── Source data

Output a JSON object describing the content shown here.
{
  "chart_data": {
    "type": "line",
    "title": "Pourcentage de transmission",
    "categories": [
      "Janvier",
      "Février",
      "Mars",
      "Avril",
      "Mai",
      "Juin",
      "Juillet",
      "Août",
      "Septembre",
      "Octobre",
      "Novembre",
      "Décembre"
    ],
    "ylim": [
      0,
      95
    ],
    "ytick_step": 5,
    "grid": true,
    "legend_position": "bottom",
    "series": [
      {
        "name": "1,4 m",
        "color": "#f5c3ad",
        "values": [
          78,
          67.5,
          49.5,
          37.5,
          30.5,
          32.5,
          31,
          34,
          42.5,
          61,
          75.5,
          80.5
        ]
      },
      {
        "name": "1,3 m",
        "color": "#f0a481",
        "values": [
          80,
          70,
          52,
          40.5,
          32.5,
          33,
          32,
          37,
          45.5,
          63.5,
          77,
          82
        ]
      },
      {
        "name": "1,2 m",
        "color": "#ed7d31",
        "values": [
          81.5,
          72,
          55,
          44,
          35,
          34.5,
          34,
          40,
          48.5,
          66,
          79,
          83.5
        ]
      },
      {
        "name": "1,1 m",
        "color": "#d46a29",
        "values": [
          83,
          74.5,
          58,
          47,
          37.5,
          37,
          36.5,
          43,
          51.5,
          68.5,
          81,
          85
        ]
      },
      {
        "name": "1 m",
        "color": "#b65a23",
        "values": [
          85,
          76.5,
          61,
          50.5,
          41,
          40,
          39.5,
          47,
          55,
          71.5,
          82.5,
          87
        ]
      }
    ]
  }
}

────

● Task goal:
Return the listing above word for word.

● Answer to the problem:
Output a JSON object describing the content shown here.
{
  "chart_data": {
    "type": "line",
    "title": "Pourcentage de transmission",
    "categories": [
      "Janvier",
      "Février",
      "Mars",
      "Avril",
      "Mai",
      "Juin",
      "Juillet",
      "Août",
      "Septembre",
      "Octobre",
      "Novembre",
      "Décembre"
    ],
    "ylim": [
      0,
      95
    ],
    "ytick_step": 5,
    "grid": true,
    "legend_position": "bottom",
    "series": [
      {
        "name": "1,4 m",
        "color": "#f5c3ad",
        "values": [
          78,
          67.5,
          49.5,
          37.5,
          30.5,
          32.5,
          31,
          34,
          42.5,
          61,
          75.5,
          80.5
        ]
      },
      {
        "name": "1,3 m",
        "color": "#f0a481",
        "values": [
          80,
          70,
          52,
          40.5,
          32.5,
          33,
          32,
          37,
          45.5,
          63.5,
          77,
          82
        ]
      },
      {
        "name": "1,2 m",
        "color": "#ed7d31",
        "values": [
          81.5,
          72,
          55,
          44,
          35,
          34.5,
          34,
          40,
          48.5,
          66,
          79,
          83.5
        ]
      },
      {
        "name": "1,1 m",
        "color": "#d46a29",
        "values": [
          83,
          74.5,
          58,
          47,
          37.5,
          37,
          36.5,
          43,
          51.5,
          68.5,
          81,
          85
        ]
      },
      {
        "name": "1 m",
        "color": "#b65a23",
        "values": [
          85,
          76.5,
          61,
          50.5,
          41,
          40,
          39.5,
          47,
          55,
          71.5,
          82.5,
          87
        ]
      }
    ]
  }
}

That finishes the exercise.